Task to carry out >> Write out every entry precisely as given, leaving the pictures out.
'''
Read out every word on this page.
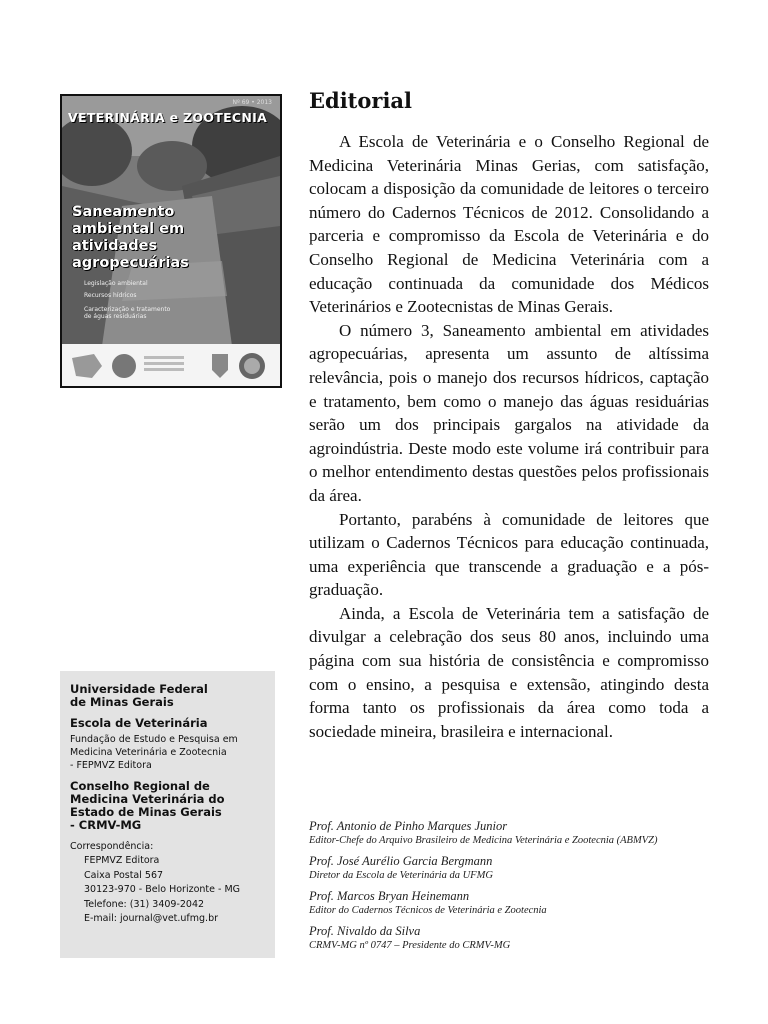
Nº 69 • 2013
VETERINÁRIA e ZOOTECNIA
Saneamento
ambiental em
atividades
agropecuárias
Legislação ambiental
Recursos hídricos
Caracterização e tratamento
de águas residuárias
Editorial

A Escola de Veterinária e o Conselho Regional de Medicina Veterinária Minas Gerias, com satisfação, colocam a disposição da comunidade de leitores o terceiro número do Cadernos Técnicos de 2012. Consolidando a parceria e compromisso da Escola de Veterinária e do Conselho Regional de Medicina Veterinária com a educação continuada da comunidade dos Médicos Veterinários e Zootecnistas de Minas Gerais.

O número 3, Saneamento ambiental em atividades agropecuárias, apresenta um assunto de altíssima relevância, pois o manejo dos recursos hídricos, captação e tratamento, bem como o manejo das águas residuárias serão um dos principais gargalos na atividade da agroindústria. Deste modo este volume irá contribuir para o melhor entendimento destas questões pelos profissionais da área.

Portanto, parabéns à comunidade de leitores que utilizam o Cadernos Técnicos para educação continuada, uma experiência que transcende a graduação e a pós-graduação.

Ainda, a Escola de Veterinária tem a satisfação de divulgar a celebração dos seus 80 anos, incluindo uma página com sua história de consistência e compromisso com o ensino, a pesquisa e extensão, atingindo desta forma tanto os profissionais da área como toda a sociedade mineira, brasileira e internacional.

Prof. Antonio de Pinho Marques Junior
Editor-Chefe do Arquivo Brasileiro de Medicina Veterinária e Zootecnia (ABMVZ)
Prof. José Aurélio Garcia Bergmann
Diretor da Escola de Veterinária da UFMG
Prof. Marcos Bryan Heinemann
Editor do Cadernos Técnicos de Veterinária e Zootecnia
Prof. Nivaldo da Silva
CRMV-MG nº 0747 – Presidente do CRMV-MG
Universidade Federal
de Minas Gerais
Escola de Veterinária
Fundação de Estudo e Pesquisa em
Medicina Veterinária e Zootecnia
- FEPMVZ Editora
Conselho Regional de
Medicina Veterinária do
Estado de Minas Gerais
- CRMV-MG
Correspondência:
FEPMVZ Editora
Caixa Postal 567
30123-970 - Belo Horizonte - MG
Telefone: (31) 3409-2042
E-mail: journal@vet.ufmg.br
'''
Response to the exercise >>
Read out every word on this page.
Nº 69 • 2013
VETERINÁRIA e ZOOTECNIA
Saneamento
ambiental em
atividades
agropecuárias
Legislação ambiental
Recursos hídricos
Caracterização e tratamento
de águas residuárias
Editorial

A Escola de Veterinária e o Conselho Regional de Medicina Veterinária Minas Gerias, com satisfação, colocam a disposição da comunidade de leitores o terceiro número do Cadernos Técnicos de 2012. Consolidando a parceria e compromisso da Escola de Veterinária e do Conselho Regional de Medicina Veterinária com a educação continuada da comunidade dos Médicos Veterinários e Zootecnistas de Minas Gerais.

O número 3, Saneamento ambiental em atividades agropecuárias, apresenta um assunto de altíssima relevância, pois o manejo dos recursos hídricos, captação e tratamento, bem como o manejo das águas residuárias serão um dos principais gargalos na atividade da agroindústria. Deste modo este volume irá contribuir para o melhor entendimento destas questões pelos profissionais da área.

Portanto, parabéns à comunidade de leitores que utilizam o Cadernos Técnicos para educação continuada, uma experiência que transcende a graduação e a pós-graduação.

Ainda, a Escola de Veterinária tem a satisfação de divulgar a celebração dos seus 80 anos, incluindo uma página com sua história de consistência e compromisso com o ensino, a pesquisa e extensão, atingindo desta forma tanto os profissionais da área como toda a sociedade mineira, brasileira e internacional.

Prof. Antonio de Pinho Marques Junior
Editor-Chefe do Arquivo Brasileiro de Medicina Veterinária e Zootecnia (ABMVZ)
Prof. José Aurélio Garcia Bergmann
Diretor da Escola de Veterinária da UFMG
Prof. Marcos Bryan Heinemann
Editor do Cadernos Técnicos de Veterinária e Zootecnia
Prof. Nivaldo da Silva
CRMV-MG nº 0747 – Presidente do CRMV-MG
Universidade Federal
de Minas Gerais
Escola de Veterinária
Fundação de Estudo e Pesquisa em
Medicina Veterinária e Zootecnia
- FEPMVZ Editora
Conselho Regional de
Medicina Veterinária do
Estado de Minas Gerais
- CRMV-MG
Correspondência:
FEPMVZ Editora
Caixa Postal 567
30123-970 - Belo Horizonte - MG
Telefone: (31) 3409-2042
E-mail: journal@vet.ufmg.br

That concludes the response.